WHAT THIS TASK INVOLVES – Without the images, write out the whole listing exactly.

(Figure data in JSON)
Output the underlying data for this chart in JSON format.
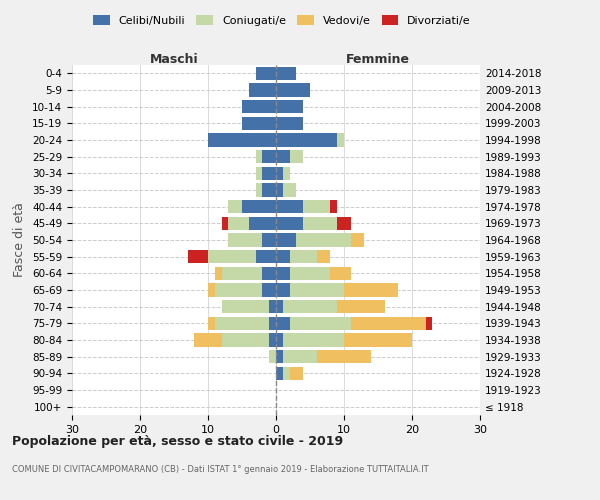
{
  "age_groups": [
    "100+",
    "95-99",
    "90-94",
    "85-89",
    "80-84",
    "75-79",
    "70-74",
    "65-69",
    "60-64",
    "55-59",
    "50-54",
    "45-49",
    "40-44",
    "35-39",
    "30-34",
    "25-29",
    "20-24",
    "15-19",
    "10-14",
    "5-9",
    "0-4"
  ],
  "birth_years": [
    "≤ 1918",
    "1919-1923",
    "1924-1928",
    "1929-1933",
    "1934-1938",
    "1939-1943",
    "1944-1948",
    "1949-1953",
    "1954-1958",
    "1959-1963",
    "1964-1968",
    "1969-1973",
    "1974-1978",
    "1979-1983",
    "1984-1988",
    "1989-1993",
    "1994-1998",
    "1999-2003",
    "2004-2008",
    "2009-2013",
    "2014-2018"
  ],
  "colors": {
    "celibi": "#4472a8",
    "coniugati": "#c5d9a8",
    "vedovi": "#f0c060",
    "divorziati": "#cc2222"
  },
  "males": {
    "celibi": [
      0,
      0,
      0,
      0,
      1,
      1,
      1,
      2,
      2,
      3,
      2,
      4,
      5,
      2,
      2,
      2,
      10,
      5,
      5,
      4,
      3
    ],
    "coniugati": [
      0,
      0,
      0,
      1,
      7,
      8,
      7,
      7,
      6,
      7,
      5,
      3,
      2,
      1,
      1,
      1,
      0,
      0,
      0,
      0,
      0
    ],
    "vedovi": [
      0,
      0,
      0,
      0,
      4,
      1,
      0,
      1,
      1,
      0,
      0,
      0,
      0,
      0,
      0,
      0,
      0,
      0,
      0,
      0,
      0
    ],
    "divorziati": [
      0,
      0,
      0,
      0,
      0,
      0,
      0,
      0,
      0,
      3,
      0,
      1,
      0,
      0,
      0,
      0,
      0,
      0,
      0,
      0,
      0
    ]
  },
  "females": {
    "celibi": [
      0,
      0,
      1,
      1,
      1,
      2,
      1,
      2,
      2,
      2,
      3,
      4,
      4,
      1,
      1,
      2,
      9,
      4,
      4,
      5,
      3
    ],
    "coniugati": [
      0,
      0,
      1,
      5,
      9,
      9,
      8,
      8,
      6,
      4,
      8,
      5,
      4,
      2,
      1,
      2,
      1,
      0,
      0,
      0,
      0
    ],
    "vedovi": [
      0,
      0,
      2,
      8,
      10,
      11,
      7,
      8,
      3,
      2,
      2,
      0,
      0,
      0,
      0,
      0,
      0,
      0,
      0,
      0,
      0
    ],
    "divorziati": [
      0,
      0,
      0,
      0,
      0,
      1,
      0,
      0,
      0,
      0,
      0,
      2,
      1,
      0,
      0,
      0,
      0,
      0,
      0,
      0,
      0
    ]
  },
  "xlim": [
    -30,
    30
  ],
  "xticks": [
    -30,
    -20,
    -10,
    0,
    10,
    20,
    30
  ],
  "xtick_labels": [
    "30",
    "20",
    "10",
    "0",
    "10",
    "20",
    "30"
  ],
  "title": "Popolazione per età, sesso e stato civile - 2019",
  "subtitle": "COMUNE DI CIVITACAMPOMARANO (CB) - Dati ISTAT 1° gennaio 2019 - Elaborazione TUTTAITALIA.IT",
  "ylabel_left": "Fasce di età",
  "label_maschi": "Maschi",
  "label_femmine": "Femmine",
  "legend_labels": [
    "Celibi/Nubili",
    "Coniugati/e",
    "Vedovi/e",
    "Divorziati/e"
  ],
  "bg_color": "#f0f0f0",
  "plot_bg_color": "#ffffff"
}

RESULT FOR THIS EXERCISE –
Output the underlying data for this chart in JSON format.
{
  "age_groups": [
    "100+",
    "95-99",
    "90-94",
    "85-89",
    "80-84",
    "75-79",
    "70-74",
    "65-69",
    "60-64",
    "55-59",
    "50-54",
    "45-49",
    "40-44",
    "35-39",
    "30-34",
    "25-29",
    "20-24",
    "15-19",
    "10-14",
    "5-9",
    "0-4"
  ],
  "birth_years": [
    "≤ 1918",
    "1919-1923",
    "1924-1928",
    "1929-1933",
    "1934-1938",
    "1939-1943",
    "1944-1948",
    "1949-1953",
    "1954-1958",
    "1959-1963",
    "1964-1968",
    "1969-1973",
    "1974-1978",
    "1979-1983",
    "1984-1988",
    "1989-1993",
    "1994-1998",
    "1999-2003",
    "2004-2008",
    "2009-2013",
    "2014-2018"
  ],
  "colors": {
    "celibi": "#4472a8",
    "coniugati": "#c5d9a8",
    "vedovi": "#f0c060",
    "divorziati": "#cc2222"
  },
  "males": {
    "celibi": [
      0,
      0,
      0,
      0,
      1,
      1,
      1,
      2,
      2,
      3,
      2,
      4,
      5,
      2,
      2,
      2,
      10,
      5,
      5,
      4,
      3
    ],
    "coniugati": [
      0,
      0,
      0,
      1,
      7,
      8,
      7,
      7,
      6,
      7,
      5,
      3,
      2,
      1,
      1,
      1,
      0,
      0,
      0,
      0,
      0
    ],
    "vedovi": [
      0,
      0,
      0,
      0,
      4,
      1,
      0,
      1,
      1,
      0,
      0,
      0,
      0,
      0,
      0,
      0,
      0,
      0,
      0,
      0,
      0
    ],
    "divorziati": [
      0,
      0,
      0,
      0,
      0,
      0,
      0,
      0,
      0,
      3,
      0,
      1,
      0,
      0,
      0,
      0,
      0,
      0,
      0,
      0,
      0
    ]
  },
  "females": {
    "celibi": [
      0,
      0,
      1,
      1,
      1,
      2,
      1,
      2,
      2,
      2,
      3,
      4,
      4,
      1,
      1,
      2,
      9,
      4,
      4,
      5,
      3
    ],
    "coniugati": [
      0,
      0,
      1,
      5,
      9,
      9,
      8,
      8,
      6,
      4,
      8,
      5,
      4,
      2,
      1,
      2,
      1,
      0,
      0,
      0,
      0
    ],
    "vedovi": [
      0,
      0,
      2,
      8,
      10,
      11,
      7,
      8,
      3,
      2,
      2,
      0,
      0,
      0,
      0,
      0,
      0,
      0,
      0,
      0,
      0
    ],
    "divorziati": [
      0,
      0,
      0,
      0,
      0,
      1,
      0,
      0,
      0,
      0,
      0,
      2,
      1,
      0,
      0,
      0,
      0,
      0,
      0,
      0,
      0
    ]
  },
  "xlim": [
    -30,
    30
  ],
  "xticks": [
    -30,
    -20,
    -10,
    0,
    10,
    20,
    30
  ],
  "xtick_labels": [
    "30",
    "20",
    "10",
    "0",
    "10",
    "20",
    "30"
  ],
  "title": "Popolazione per età, sesso e stato civile - 2019",
  "subtitle": "COMUNE DI CIVITACAMPOMARANO (CB) - Dati ISTAT 1° gennaio 2019 - Elaborazione TUTTAITALIA.IT",
  "ylabel_left": "Fasce di età",
  "label_maschi": "Maschi",
  "label_femmine": "Femmine",
  "legend_labels": [
    "Celibi/Nubili",
    "Coniugati/e",
    "Vedovi/e",
    "Divorziati/e"
  ],
  "bg_color": "#f0f0f0",
  "plot_bg_color": "#ffffff"
}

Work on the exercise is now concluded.